Stored records:
================
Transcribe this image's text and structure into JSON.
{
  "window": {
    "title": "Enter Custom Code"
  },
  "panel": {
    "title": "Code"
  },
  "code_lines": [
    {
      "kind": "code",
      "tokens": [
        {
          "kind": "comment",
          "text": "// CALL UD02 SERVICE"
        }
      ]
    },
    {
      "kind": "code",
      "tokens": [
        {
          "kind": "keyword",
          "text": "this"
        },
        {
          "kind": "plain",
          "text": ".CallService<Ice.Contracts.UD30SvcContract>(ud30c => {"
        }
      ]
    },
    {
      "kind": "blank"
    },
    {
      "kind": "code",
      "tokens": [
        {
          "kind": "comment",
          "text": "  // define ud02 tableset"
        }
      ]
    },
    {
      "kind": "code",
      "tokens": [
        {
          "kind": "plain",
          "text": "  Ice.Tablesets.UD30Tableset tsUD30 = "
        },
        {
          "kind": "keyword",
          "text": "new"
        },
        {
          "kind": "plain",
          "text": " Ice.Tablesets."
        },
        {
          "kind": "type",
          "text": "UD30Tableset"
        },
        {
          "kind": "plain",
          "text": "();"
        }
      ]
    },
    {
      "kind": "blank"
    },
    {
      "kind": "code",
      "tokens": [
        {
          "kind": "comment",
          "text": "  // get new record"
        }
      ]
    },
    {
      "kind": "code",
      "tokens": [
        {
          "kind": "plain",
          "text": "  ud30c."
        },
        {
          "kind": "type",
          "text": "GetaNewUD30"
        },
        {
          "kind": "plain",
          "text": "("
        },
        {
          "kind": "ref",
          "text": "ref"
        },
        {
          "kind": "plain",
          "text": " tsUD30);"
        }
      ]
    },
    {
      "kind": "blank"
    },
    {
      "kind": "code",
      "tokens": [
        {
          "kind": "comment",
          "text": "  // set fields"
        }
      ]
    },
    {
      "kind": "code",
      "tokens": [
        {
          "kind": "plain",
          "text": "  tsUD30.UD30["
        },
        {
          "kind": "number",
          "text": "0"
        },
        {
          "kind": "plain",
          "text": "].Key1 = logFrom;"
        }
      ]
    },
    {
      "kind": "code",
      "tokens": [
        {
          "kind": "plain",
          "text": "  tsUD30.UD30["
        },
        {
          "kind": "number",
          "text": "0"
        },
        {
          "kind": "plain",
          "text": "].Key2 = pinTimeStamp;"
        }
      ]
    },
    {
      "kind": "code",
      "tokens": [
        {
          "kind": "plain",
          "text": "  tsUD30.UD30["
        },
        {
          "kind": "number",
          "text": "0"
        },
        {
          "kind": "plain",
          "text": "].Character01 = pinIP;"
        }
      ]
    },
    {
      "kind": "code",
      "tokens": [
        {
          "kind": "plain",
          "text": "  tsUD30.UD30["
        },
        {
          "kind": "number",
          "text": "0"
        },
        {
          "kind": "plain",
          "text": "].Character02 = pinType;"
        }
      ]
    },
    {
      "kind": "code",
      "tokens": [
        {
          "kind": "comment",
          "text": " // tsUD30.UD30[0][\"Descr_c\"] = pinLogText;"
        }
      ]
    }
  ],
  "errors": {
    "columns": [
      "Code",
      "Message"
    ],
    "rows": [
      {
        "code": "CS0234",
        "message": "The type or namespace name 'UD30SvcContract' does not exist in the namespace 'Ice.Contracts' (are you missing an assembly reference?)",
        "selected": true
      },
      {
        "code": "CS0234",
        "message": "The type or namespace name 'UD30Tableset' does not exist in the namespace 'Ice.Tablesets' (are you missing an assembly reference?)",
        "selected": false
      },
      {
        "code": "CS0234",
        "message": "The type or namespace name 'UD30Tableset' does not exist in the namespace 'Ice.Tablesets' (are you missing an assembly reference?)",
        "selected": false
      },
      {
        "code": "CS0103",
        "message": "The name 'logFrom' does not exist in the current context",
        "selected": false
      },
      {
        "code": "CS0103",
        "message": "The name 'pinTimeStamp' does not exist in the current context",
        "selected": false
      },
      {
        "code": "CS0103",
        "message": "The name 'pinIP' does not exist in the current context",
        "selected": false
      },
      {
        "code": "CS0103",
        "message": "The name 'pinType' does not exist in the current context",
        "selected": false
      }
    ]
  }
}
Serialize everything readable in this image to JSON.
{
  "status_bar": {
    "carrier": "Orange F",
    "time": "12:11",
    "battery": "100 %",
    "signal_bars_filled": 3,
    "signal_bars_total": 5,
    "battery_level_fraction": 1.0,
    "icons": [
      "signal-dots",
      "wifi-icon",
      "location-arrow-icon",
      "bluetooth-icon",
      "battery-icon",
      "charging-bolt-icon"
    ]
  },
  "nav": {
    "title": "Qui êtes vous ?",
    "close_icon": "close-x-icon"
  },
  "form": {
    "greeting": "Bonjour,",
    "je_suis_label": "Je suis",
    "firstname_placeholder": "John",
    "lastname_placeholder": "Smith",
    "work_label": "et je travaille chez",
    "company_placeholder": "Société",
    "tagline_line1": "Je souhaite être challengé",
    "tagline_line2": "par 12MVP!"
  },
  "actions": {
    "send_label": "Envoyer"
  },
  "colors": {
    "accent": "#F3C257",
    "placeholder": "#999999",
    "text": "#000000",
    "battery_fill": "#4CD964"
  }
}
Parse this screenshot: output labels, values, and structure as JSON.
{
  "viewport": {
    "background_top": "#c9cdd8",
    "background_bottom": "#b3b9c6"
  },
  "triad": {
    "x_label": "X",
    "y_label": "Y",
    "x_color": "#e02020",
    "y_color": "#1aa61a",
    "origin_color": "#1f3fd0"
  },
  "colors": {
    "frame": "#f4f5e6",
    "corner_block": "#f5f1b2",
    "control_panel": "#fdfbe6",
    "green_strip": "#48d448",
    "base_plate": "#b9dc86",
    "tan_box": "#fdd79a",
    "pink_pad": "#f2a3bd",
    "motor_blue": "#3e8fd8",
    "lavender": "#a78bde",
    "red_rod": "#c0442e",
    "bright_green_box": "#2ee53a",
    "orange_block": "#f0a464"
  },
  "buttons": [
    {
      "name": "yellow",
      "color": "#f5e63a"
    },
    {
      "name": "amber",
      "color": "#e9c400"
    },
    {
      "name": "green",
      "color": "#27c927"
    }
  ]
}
================
### [TO DO]
Retype the records above exactly.

### [EXERCISE OUTPUT]
Transcribe this image's text and structure into JSON.
{
  "window": {
    "title": "Enter Custom Code"
  },
  "panel": {
    "title": "Code"
  },
  "code_lines": [
    {
      "kind": "code",
      "tokens": [
        {
          "kind": "comment",
          "text": "// CALL UD02 SERVICE"
        }
      ]
    },
    {
      "kind": "code",
      "tokens": [
        {
          "kind": "keyword",
          "text": "this"
        },
        {
          "kind": "plain",
          "text": ".CallService<Ice.Contracts.UD30SvcContract>(ud30c => {"
        }
      ]
    },
    {
      "kind": "blank"
    },
    {
      "kind": "code",
      "tokens": [
        {
          "kind": "comment",
          "text": "  // define ud02 tableset"
        }
      ]
    },
    {
      "kind": "code",
      "tokens": [
        {
          "kind": "plain",
          "text": "  Ice.Tablesets.UD30Tableset tsUD30 = "
        },
        {
          "kind": "keyword",
          "text": "new"
        },
        {
          "kind": "plain",
          "text": " Ice.Tablesets."
        },
        {
          "kind": "type",
          "text": "UD30Tableset"
        },
        {
          "kind": "plain",
          "text": "();"
        }
      ]
    },
    {
      "kind": "blank"
    },
    {
      "kind": "code",
      "tokens": [
        {
          "kind": "comment",
          "text": "  // get new record"
        }
      ]
    },
    {
      "kind": "code",
      "tokens": [
        {
          "kind": "plain",
          "text": "  ud30c."
        },
        {
          "kind": "type",
          "text": "GetaNewUD30"
        },
        {
          "kind": "plain",
          "text": "("
        },
        {
          "kind": "ref",
          "text": "ref"
        },
        {
          "kind": "plain",
          "text": " tsUD30);"
        }
      ]
    },
    {
      "kind": "blank"
    },
    {
      "kind": "code",
      "tokens": [
        {
          "kind": "comment",
          "text": "  // set fields"
        }
      ]
    },
    {
      "kind": "code",
      "tokens": [
        {
          "kind": "plain",
          "text": "  tsUD30.UD30["
        },
        {
          "kind": "number",
          "text": "0"
        },
        {
          "kind": "plain",
          "text": "].Key1 = logFrom;"
        }
      ]
    },
    {
      "kind": "code",
      "tokens": [
        {
          "kind": "plain",
          "text": "  tsUD30.UD30["
        },
        {
          "kind": "number",
          "text": "0"
        },
        {
          "kind": "plain",
          "text": "].Key2 = pinTimeStamp;"
        }
      ]
    },
    {
      "kind": "code",
      "tokens": [
        {
          "kind": "plain",
          "text": "  tsUD30.UD30["
        },
        {
          "kind": "number",
          "text": "0"
        },
        {
          "kind": "plain",
          "text": "].Character01 = pinIP;"
        }
      ]
    },
    {
      "kind": "code",
      "tokens": [
        {
          "kind": "plain",
          "text": "  tsUD30.UD30["
        },
        {
          "kind": "number",
          "text": "0"
        },
        {
          "kind": "plain",
          "text": "].Character02 = pinType;"
        }
      ]
    },
    {
      "kind": "code",
      "tokens": [
        {
          "kind": "comment",
          "text": " // tsUD30.UD30[0][\"Descr_c\"] = pinLogText;"
        }
      ]
    }
  ],
  "errors": {
    "columns": [
      "Code",
      "Message"
    ],
    "rows": [
      {
        "code": "CS0234",
        "message": "The type or namespace name 'UD30SvcContract' does not exist in the namespace 'Ice.Contracts' (are you missing an assembly reference?)",
        "selected": true
      },
      {
        "code": "CS0234",
        "message": "The type or namespace name 'UD30Tableset' does not exist in the namespace 'Ice.Tablesets' (are you missing an assembly reference?)",
        "selected": false
      },
      {
        "code": "CS0234",
        "message": "The type or namespace name 'UD30Tableset' does not exist in the namespace 'Ice.Tablesets' (are you missing an assembly reference?)",
        "selected": false
      },
      {
        "code": "CS0103",
        "message": "The name 'logFrom' does not exist in the current context",
        "selected": false
      },
      {
        "code": "CS0103",
        "message": "The name 'pinTimeStamp' does not exist in the current context",
        "selected": false
      },
      {
        "code": "CS0103",
        "message": "The name 'pinIP' does not exist in the current context",
        "selected": false
      },
      {
        "code": "CS0103",
        "message": "The name 'pinType' does not exist in the current context",
        "selected": false
      }
    ]
  }
}
Serialize everything readable in this image to JSON.
{
  "status_bar": {
    "carrier": "Orange F",
    "time": "12:11",
    "battery": "100 %",
    "signal_bars_filled": 3,
    "signal_bars_total": 5,
    "battery_level_fraction": 1.0,
    "icons": [
      "signal-dots",
      "wifi-icon",
      "location-arrow-icon",
      "bluetooth-icon",
      "battery-icon",
      "charging-bolt-icon"
    ]
  },
  "nav": {
    "title": "Qui êtes vous ?",
    "close_icon": "close-x-icon"
  },
  "form": {
    "greeting": "Bonjour,",
    "je_suis_label": "Je suis",
    "firstname_placeholder": "John",
    "lastname_placeholder": "Smith",
    "work_label": "et je travaille chez",
    "company_placeholder": "Société",
    "tagline_line1": "Je souhaite être challengé",
    "tagline_line2": "par 12MVP!"
  },
  "actions": {
    "send_label": "Envoyer"
  },
  "colors": {
    "accent": "#F3C257",
    "placeholder": "#999999",
    "text": "#000000",
    "battery_fill": "#4CD964"
  }
}
Parse this screenshot: output labels, values, and structure as JSON.
{
  "viewport": {
    "background_top": "#c9cdd8",
    "background_bottom": "#b3b9c6"
  },
  "triad": {
    "x_label": "X",
    "y_label": "Y",
    "x_color": "#e02020",
    "y_color": "#1aa61a",
    "origin_color": "#1f3fd0"
  },
  "colors": {
    "frame": "#f4f5e6",
    "corner_block": "#f5f1b2",
    "control_panel": "#fdfbe6",
    "green_strip": "#48d448",
    "base_plate": "#b9dc86",
    "tan_box": "#fdd79a",
    "pink_pad": "#f2a3bd",
    "motor_blue": "#3e8fd8",
    "lavender": "#a78bde",
    "red_rod": "#c0442e",
    "bright_green_box": "#2ee53a",
    "orange_block": "#f0a464"
  },
  "buttons": [
    {
      "name": "yellow",
      "color": "#f5e63a"
    },
    {
      "name": "amber",
      "color": "#e9c400"
    },
    {
      "name": "green",
      "color": "#27c927"
    }
  ]
}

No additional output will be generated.